What is needed
Identify the lines bearing the string "titre" and gather them.

Dataset entries
######

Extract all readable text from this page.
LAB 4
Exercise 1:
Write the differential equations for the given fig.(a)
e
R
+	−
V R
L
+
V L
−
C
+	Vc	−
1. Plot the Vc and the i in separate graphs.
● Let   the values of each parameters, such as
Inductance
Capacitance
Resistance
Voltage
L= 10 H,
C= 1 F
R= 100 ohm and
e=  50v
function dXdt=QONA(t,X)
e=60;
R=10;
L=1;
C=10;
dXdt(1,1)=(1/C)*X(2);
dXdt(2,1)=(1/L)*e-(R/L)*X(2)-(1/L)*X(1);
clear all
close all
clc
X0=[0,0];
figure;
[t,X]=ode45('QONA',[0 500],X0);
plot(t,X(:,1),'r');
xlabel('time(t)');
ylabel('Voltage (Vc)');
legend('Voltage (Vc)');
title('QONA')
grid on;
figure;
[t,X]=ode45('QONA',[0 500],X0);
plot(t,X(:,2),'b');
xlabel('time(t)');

######

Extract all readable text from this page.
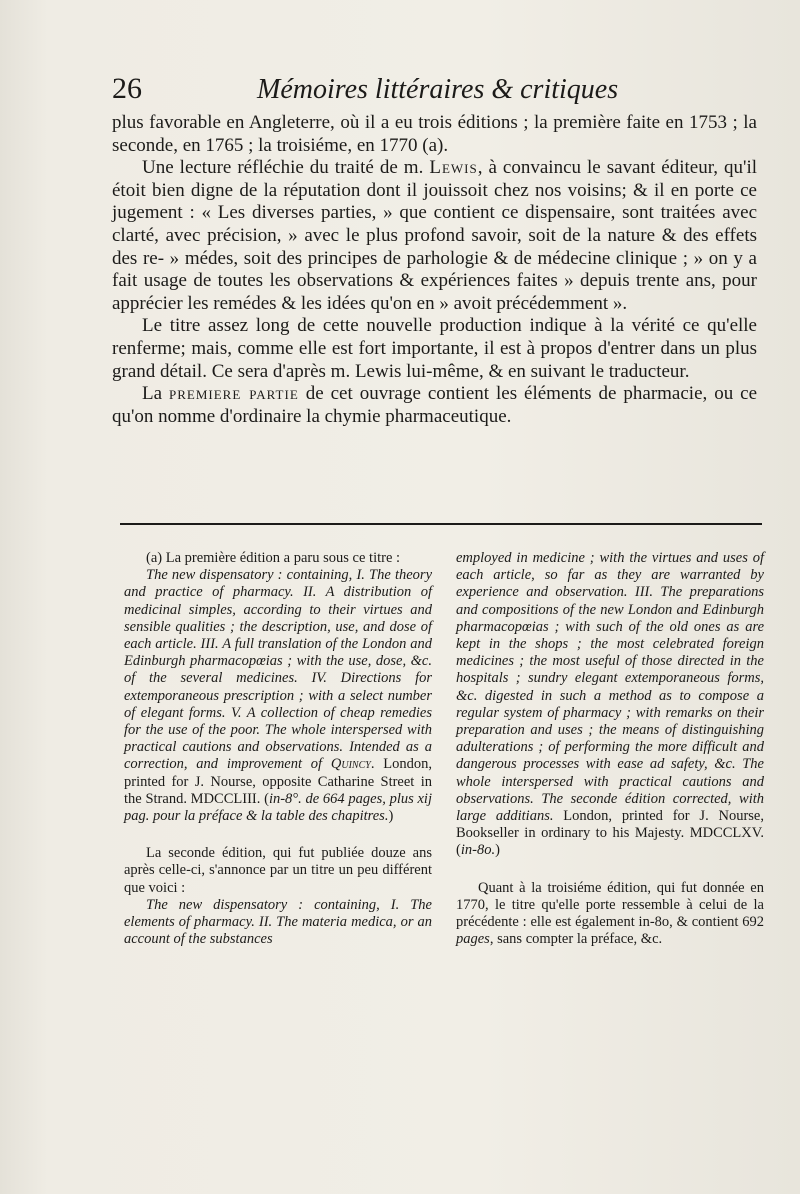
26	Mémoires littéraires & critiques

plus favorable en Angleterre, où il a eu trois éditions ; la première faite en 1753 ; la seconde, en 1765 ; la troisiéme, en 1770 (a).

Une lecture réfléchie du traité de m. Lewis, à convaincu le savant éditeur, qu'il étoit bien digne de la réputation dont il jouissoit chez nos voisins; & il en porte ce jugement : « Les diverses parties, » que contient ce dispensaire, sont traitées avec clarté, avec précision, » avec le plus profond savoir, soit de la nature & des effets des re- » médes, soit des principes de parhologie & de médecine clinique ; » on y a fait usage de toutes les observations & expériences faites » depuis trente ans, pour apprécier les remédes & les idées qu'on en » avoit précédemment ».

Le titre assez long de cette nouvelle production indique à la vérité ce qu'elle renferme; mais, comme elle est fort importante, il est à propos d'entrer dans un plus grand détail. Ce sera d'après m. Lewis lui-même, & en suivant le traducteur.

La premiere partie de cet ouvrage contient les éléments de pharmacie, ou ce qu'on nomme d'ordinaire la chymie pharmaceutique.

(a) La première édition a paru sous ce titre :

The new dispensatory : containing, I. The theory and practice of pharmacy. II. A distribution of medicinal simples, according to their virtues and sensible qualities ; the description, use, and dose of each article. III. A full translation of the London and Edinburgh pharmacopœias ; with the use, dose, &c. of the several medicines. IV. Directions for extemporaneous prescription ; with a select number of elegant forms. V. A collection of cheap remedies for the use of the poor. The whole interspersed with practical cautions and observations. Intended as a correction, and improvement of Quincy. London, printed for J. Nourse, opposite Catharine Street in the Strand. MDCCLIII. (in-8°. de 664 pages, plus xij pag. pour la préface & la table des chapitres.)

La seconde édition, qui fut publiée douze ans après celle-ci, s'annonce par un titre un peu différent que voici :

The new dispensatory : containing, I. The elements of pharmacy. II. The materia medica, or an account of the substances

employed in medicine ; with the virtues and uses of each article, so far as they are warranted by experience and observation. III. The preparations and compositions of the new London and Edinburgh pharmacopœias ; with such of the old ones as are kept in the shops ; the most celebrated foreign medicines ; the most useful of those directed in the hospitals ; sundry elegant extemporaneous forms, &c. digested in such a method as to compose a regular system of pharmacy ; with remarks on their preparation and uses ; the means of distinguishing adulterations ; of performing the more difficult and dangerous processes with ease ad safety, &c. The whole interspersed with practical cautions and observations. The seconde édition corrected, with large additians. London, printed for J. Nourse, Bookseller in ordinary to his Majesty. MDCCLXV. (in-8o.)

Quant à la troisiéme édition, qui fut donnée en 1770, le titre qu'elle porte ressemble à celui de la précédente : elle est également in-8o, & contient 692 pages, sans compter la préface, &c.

######

Result
Le titre assez long de cette nouvelle production indique à la vérité ce qu'elle renferme; mais, comme elle est fort importante, il est à propos d'entrer dans un plus grand détail. Ce sera d'après m. Lewis lui-même, & en suivant le traducteur.
(a) La première édition a paru sous ce titre :
La seconde édition, qui fut publiée douze ans après celle-ci, s'annonce par un titre un peu différent que voici :
Quant à la troisiéme édition, qui fut donnée en 1770, le titre qu'elle porte ressemble à celui de la précédente : elle est également in-8o, & contient 692 pages, sans compter la préface, &c.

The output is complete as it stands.